Records that describe figures:
BEGIN
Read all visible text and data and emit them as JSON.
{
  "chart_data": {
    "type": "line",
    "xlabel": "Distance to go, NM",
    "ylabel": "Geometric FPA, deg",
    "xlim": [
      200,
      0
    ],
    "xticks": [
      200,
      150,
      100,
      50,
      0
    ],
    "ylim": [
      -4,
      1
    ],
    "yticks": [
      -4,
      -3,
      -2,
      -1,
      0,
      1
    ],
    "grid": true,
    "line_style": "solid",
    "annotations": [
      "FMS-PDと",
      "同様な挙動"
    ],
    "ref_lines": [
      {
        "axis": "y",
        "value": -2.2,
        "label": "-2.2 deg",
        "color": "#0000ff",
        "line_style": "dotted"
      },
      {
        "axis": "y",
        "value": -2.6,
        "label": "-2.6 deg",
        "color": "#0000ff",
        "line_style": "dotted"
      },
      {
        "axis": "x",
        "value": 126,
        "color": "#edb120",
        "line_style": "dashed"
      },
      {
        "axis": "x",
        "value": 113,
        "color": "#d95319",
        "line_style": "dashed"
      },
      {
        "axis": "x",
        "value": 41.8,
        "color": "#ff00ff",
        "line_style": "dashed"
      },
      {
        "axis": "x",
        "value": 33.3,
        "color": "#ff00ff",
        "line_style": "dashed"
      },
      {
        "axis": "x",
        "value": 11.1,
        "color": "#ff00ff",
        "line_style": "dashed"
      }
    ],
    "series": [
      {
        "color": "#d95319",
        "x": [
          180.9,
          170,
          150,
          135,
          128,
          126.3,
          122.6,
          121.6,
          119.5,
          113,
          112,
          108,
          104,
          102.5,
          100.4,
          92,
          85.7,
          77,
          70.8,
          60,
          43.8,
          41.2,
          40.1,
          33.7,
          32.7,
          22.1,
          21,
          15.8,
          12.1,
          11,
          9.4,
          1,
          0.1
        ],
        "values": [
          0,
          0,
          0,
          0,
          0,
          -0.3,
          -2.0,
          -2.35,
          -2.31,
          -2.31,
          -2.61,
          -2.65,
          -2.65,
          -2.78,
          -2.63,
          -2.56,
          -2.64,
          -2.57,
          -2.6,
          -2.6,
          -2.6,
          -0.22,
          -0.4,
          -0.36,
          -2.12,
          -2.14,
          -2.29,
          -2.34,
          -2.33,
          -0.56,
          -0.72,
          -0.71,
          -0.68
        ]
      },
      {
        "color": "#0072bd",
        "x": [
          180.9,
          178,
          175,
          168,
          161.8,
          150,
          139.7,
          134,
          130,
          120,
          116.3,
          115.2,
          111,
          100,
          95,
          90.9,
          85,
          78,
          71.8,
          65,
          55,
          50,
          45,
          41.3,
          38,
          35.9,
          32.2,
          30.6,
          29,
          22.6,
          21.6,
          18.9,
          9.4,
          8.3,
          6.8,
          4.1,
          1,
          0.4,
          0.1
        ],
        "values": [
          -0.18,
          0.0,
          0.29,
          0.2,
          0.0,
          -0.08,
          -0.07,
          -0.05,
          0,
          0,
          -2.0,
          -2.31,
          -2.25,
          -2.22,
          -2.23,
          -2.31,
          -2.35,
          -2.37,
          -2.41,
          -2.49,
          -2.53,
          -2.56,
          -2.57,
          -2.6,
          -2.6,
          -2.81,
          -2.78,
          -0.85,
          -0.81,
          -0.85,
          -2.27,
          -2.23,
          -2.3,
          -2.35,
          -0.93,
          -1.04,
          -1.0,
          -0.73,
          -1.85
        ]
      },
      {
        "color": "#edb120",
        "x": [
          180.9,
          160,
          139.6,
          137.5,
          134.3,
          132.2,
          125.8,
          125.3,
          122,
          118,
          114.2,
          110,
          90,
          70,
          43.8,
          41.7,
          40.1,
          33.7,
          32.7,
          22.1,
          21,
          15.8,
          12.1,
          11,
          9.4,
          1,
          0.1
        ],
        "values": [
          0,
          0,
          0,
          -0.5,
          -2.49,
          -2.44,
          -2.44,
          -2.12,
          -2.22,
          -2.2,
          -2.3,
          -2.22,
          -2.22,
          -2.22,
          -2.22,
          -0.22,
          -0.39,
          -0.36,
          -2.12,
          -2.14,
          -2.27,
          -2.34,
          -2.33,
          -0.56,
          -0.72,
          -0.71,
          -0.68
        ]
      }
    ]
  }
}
END
Repeat the listing above without any change.

### Solved exercise
Read all visible text and data and emit them as JSON.
{
  "chart_data": {
    "type": "line",
    "xlabel": "Distance to go, NM",
    "ylabel": "Geometric FPA, deg",
    "xlim": [
      200,
      0
    ],
    "xticks": [
      200,
      150,
      100,
      50,
      0
    ],
    "ylim": [
      -4,
      1
    ],
    "yticks": [
      -4,
      -3,
      -2,
      -1,
      0,
      1
    ],
    "grid": true,
    "line_style": "solid",
    "annotations": [
      "FMS-PDと",
      "同様な挙動"
    ],
    "ref_lines": [
      {
        "axis": "y",
        "value": -2.2,
        "label": "-2.2 deg",
        "color": "#0000ff",
        "line_style": "dotted"
      },
      {
        "axis": "y",
        "value": -2.6,
        "label": "-2.6 deg",
        "color": "#0000ff",
        "line_style": "dotted"
      },
      {
        "axis": "x",
        "value": 126,
        "color": "#edb120",
        "line_style": "dashed"
      },
      {
        "axis": "x",
        "value": 113,
        "color": "#d95319",
        "line_style": "dashed"
      },
      {
        "axis": "x",
        "value": 41.8,
        "color": "#ff00ff",
        "line_style": "dashed"
      },
      {
        "axis": "x",
        "value": 33.3,
        "color": "#ff00ff",
        "line_style": "dashed"
      },
      {
        "axis": "x",
        "value": 11.1,
        "color": "#ff00ff",
        "line_style": "dashed"
      }
    ],
    "series": [
      {
        "color": "#d95319",
        "x": [
          180.9,
          170,
          150,
          135,
          128,
          126.3,
          122.6,
          121.6,
          119.5,
          113,
          112,
          108,
          104,
          102.5,
          100.4,
          92,
          85.7,
          77,
          70.8,
          60,
          43.8,
          41.2,
          40.1,
          33.7,
          32.7,
          22.1,
          21,
          15.8,
          12.1,
          11,
          9.4,
          1,
          0.1
        ],
        "values": [
          0,
          0,
          0,
          0,
          0,
          -0.3,
          -2.0,
          -2.35,
          -2.31,
          -2.31,
          -2.61,
          -2.65,
          -2.65,
          -2.78,
          -2.63,
          -2.56,
          -2.64,
          -2.57,
          -2.6,
          -2.6,
          -2.6,
          -0.22,
          -0.4,
          -0.36,
          -2.12,
          -2.14,
          -2.29,
          -2.34,
          -2.33,
          -0.56,
          -0.72,
          -0.71,
          -0.68
        ]
      },
      {
        "color": "#0072bd",
        "x": [
          180.9,
          178,
          175,
          168,
          161.8,
          150,
          139.7,
          134,
          130,
          120,
          116.3,
          115.2,
          111,
          100,
          95,
          90.9,
          85,
          78,
          71.8,
          65,
          55,
          50,
          45,
          41.3,
          38,
          35.9,
          32.2,
          30.6,
          29,
          22.6,
          21.6,
          18.9,
          9.4,
          8.3,
          6.8,
          4.1,
          1,
          0.4,
          0.1
        ],
        "values": [
          -0.18,
          0.0,
          0.29,
          0.2,
          0.0,
          -0.08,
          -0.07,
          -0.05,
          0,
          0,
          -2.0,
          -2.31,
          -2.25,
          -2.22,
          -2.23,
          -2.31,
          -2.35,
          -2.37,
          -2.41,
          -2.49,
          -2.53,
          -2.56,
          -2.57,
          -2.6,
          -2.6,
          -2.81,
          -2.78,
          -0.85,
          -0.81,
          -0.85,
          -2.27,
          -2.23,
          -2.3,
          -2.35,
          -0.93,
          -1.04,
          -1.0,
          -0.73,
          -1.85
        ]
      },
      {
        "color": "#edb120",
        "x": [
          180.9,
          160,
          139.6,
          137.5,
          134.3,
          132.2,
          125.8,
          125.3,
          122,
          118,
          114.2,
          110,
          90,
          70,
          43.8,
          41.7,
          40.1,
          33.7,
          32.7,
          22.1,
          21,
          15.8,
          12.1,
          11,
          9.4,
          1,
          0.1
        ],
        "values": [
          0,
          0,
          0,
          -0.5,
          -2.49,
          -2.44,
          -2.44,
          -2.12,
          -2.22,
          -2.2,
          -2.3,
          -2.22,
          -2.22,
          -2.22,
          -2.22,
          -0.22,
          -0.39,
          -0.36,
          -2.12,
          -2.14,
          -2.27,
          -2.34,
          -2.33,
          -0.56,
          -0.72,
          -0.71,
          -0.68
        ]
      }
    ]
  }
}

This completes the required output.